- [Dataset rows]
----------
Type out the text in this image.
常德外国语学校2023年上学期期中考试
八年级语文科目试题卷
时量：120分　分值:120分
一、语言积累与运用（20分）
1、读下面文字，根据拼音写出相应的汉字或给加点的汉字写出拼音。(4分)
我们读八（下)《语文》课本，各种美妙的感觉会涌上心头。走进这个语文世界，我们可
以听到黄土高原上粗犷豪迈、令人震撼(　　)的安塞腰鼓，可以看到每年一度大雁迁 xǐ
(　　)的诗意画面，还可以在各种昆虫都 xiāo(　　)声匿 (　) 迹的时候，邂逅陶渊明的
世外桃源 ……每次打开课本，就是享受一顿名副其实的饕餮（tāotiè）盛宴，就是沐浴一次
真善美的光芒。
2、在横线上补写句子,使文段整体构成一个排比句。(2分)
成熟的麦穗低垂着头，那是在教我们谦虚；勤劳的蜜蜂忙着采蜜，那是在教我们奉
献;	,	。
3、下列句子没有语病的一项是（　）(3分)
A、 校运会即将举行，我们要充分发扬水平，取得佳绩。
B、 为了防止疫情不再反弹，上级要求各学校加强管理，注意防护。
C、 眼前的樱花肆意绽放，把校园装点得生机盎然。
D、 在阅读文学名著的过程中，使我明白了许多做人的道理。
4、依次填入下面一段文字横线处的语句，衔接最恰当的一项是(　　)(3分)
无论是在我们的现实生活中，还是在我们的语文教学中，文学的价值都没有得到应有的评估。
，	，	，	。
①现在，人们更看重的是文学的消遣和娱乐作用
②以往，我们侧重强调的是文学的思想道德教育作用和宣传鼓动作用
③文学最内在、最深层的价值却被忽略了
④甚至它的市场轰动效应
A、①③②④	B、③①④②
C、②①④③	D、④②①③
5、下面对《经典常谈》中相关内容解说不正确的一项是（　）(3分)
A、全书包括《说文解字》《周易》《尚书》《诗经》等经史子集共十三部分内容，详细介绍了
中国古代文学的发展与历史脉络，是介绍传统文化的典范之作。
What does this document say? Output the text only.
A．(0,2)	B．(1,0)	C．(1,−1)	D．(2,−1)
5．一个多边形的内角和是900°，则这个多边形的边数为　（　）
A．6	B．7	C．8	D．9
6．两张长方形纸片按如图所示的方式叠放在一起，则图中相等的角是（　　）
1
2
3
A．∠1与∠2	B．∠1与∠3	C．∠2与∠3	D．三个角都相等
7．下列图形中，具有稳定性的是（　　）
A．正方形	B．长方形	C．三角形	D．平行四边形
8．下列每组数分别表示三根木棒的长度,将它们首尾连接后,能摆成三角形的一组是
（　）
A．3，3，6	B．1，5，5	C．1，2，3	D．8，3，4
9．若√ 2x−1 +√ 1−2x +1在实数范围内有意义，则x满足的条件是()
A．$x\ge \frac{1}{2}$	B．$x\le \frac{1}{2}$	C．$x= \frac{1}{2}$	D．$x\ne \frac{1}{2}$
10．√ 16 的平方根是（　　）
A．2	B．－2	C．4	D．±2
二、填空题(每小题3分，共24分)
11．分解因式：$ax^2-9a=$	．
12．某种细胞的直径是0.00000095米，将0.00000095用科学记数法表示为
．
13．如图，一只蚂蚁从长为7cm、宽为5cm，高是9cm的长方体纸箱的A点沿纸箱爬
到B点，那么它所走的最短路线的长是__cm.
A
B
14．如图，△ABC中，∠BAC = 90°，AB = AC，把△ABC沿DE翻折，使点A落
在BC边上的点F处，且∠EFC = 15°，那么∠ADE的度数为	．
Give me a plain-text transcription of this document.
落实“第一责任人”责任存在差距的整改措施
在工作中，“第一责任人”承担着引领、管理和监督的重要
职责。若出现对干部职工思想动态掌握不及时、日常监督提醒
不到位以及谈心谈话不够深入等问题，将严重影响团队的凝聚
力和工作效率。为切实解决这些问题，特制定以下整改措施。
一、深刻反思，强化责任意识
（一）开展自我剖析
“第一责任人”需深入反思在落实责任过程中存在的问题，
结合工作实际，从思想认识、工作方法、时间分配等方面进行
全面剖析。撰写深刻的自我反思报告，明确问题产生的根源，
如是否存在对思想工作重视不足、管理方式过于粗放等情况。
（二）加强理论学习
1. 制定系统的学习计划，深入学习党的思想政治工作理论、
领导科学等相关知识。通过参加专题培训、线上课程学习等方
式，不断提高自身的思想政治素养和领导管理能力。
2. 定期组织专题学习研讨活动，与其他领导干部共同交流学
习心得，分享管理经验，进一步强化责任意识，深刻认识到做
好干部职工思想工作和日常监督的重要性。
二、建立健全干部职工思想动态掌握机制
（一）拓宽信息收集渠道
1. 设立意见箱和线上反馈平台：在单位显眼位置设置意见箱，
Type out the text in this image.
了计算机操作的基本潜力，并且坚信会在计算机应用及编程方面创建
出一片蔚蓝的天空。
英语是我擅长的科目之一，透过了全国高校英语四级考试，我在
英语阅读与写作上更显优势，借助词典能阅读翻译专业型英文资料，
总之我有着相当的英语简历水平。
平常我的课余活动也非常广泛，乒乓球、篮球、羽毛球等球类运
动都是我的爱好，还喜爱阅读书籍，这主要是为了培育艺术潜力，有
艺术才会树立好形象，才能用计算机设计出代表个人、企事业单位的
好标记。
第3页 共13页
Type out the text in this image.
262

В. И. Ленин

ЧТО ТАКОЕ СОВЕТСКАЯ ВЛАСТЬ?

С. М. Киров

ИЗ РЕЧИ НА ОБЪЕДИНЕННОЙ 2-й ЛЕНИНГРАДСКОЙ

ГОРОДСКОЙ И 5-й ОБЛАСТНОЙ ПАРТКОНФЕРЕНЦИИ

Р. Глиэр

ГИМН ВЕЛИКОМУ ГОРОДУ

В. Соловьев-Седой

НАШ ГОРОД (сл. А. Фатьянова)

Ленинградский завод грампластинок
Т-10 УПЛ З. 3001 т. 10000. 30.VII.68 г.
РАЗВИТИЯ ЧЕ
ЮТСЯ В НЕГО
----------
Give again the lines from the line holding "Give me a plain-text" through the close of the listing, both included, exactly as written and with nothing else.

- [OUTPUT FOR THIS EXERCISE]
Give me a plain-text transcription of this document.
落实“第一责任人”责任存在差距的整改措施
在工作中，“第一责任人”承担着引领、管理和监督的重要
职责。若出现对干部职工思想动态掌握不及时、日常监督提醒
不到位以及谈心谈话不够深入等问题，将严重影响团队的凝聚
力和工作效率。为切实解决这些问题，特制定以下整改措施。
一、深刻反思，强化责任意识
（一）开展自我剖析
“第一责任人”需深入反思在落实责任过程中存在的问题，
结合工作实际，从思想认识、工作方法、时间分配等方面进行
全面剖析。撰写深刻的自我反思报告，明确问题产生的根源，
如是否存在对思想工作重视不足、管理方式过于粗放等情况。
（二）加强理论学习
1. 制定系统的学习计划，深入学习党的思想政治工作理论、
领导科学等相关知识。通过参加专题培训、线上课程学习等方
式，不断提高自身的思想政治素养和领导管理能力。
2. 定期组织专题学习研讨活动，与其他领导干部共同交流学
习心得，分享管理经验，进一步强化责任意识，深刻认识到做
好干部职工思想工作和日常监督的重要性。
二、建立健全干部职工思想动态掌握机制
（一）拓宽信息收集渠道
1. 设立意见箱和线上反馈平台：在单位显眼位置设置意见箱，
Type out the text in this image.
了计算机操作的基本潜力，并且坚信会在计算机应用及编程方面创建
出一片蔚蓝的天空。
英语是我擅长的科目之一，透过了全国高校英语四级考试，我在
英语阅读与写作上更显优势，借助词典能阅读翻译专业型英文资料，
总之我有着相当的英语简历水平。
平常我的课余活动也非常广泛，乒乓球、篮球、羽毛球等球类运
动都是我的爱好，还喜爱阅读书籍，这主要是为了培育艺术潜力，有
艺术才会树立好形象，才能用计算机设计出代表个人、企事业单位的
好标记。
第3页 共13页
Type out the text in this image.
262

В. И. Ленин

ЧТО ТАКОЕ СОВЕТСКАЯ ВЛАСТЬ?

С. М. Киров

ИЗ РЕЧИ НА ОБЪЕДИНЕННОЙ 2-й ЛЕНИНГРАДСКОЙ

ГОРОДСКОЙ И 5-й ОБЛАСТНОЙ ПАРТКОНФЕРЕНЦИИ

Р. Глиэр

ГИМН ВЕЛИКОМУ ГОРОДУ

В. Соловьев-Седой

НАШ ГОРОД (сл. А. Фатьянова)

Ленинградский завод грампластинок
Т-10 УПЛ З. 3001 т. 10000. 30.VII.68 г.
РАЗВИТИЯ ЧЕ
ЮТСЯ В НЕГО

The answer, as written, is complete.